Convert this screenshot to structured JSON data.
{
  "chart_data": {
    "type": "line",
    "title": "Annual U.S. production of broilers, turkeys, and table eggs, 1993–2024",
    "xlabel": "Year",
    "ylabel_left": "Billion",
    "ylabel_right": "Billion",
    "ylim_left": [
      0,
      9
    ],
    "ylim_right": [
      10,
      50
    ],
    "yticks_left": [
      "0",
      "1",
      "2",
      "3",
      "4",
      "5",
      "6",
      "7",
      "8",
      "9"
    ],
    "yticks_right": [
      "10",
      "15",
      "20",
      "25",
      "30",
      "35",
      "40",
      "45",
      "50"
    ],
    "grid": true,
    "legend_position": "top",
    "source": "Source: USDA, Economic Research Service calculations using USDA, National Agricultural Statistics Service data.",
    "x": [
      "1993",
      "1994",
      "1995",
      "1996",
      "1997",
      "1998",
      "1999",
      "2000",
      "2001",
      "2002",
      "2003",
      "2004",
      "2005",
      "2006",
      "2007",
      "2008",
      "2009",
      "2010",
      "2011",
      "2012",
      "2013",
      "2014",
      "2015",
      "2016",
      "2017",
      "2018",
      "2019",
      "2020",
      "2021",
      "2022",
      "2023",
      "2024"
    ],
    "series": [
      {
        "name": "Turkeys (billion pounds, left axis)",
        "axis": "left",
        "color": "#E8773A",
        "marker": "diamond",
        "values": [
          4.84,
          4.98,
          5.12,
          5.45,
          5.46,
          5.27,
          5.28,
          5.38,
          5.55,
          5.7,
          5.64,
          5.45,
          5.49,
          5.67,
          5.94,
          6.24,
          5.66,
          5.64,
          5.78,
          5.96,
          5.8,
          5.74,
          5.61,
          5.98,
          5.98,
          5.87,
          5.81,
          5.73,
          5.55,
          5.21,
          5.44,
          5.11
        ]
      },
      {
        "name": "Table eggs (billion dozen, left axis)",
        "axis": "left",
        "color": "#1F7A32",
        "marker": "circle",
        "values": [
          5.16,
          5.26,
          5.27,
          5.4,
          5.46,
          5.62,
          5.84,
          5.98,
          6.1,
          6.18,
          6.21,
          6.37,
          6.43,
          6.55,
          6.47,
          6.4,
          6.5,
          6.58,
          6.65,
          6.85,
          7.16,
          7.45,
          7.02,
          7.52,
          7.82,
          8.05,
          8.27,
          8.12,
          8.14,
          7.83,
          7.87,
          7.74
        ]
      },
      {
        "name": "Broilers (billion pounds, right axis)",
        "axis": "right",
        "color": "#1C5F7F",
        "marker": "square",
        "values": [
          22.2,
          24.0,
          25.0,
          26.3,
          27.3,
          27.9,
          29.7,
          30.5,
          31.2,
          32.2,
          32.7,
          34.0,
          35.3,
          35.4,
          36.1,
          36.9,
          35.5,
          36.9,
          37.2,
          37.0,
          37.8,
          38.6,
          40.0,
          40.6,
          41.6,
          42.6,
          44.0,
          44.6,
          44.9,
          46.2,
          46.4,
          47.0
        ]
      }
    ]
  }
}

* * * *

*WRITTEN REQUEST*:
Copy each line that contains the word "pounds".

*SOLUTION TO THIS TASK*:
        "name": "Turkeys (billion pounds, left axis)",
        "name": "Broilers (billion pounds, right axis)",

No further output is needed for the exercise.